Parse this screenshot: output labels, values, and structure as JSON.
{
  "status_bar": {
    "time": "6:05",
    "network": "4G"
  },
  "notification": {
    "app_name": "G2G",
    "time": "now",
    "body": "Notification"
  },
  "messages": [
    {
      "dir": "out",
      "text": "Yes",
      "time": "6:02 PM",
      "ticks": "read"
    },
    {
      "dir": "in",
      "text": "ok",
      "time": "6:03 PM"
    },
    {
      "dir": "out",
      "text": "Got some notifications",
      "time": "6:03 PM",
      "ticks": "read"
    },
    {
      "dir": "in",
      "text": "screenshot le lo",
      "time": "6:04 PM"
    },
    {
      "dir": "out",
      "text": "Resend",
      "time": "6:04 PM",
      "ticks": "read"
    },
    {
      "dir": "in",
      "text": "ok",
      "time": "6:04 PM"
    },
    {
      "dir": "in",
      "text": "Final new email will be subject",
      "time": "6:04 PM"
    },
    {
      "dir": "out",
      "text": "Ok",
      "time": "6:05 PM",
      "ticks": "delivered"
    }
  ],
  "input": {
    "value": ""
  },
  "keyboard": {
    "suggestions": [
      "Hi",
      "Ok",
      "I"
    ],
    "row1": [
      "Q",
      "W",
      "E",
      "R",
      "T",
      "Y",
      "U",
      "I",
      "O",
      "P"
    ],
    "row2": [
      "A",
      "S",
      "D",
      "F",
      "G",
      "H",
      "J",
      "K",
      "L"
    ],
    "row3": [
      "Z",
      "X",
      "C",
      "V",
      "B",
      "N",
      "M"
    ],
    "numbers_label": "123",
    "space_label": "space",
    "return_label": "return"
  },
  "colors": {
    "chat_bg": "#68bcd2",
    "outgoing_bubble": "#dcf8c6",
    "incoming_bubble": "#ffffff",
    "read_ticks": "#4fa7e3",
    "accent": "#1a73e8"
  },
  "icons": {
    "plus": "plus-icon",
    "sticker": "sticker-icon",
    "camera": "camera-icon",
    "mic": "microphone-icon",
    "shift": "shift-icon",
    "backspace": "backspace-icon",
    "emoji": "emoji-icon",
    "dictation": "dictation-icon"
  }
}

» TASK TO CARRY OUT: Say how many lines contain "text", and give nothing but that number.

» RESPONSE: 8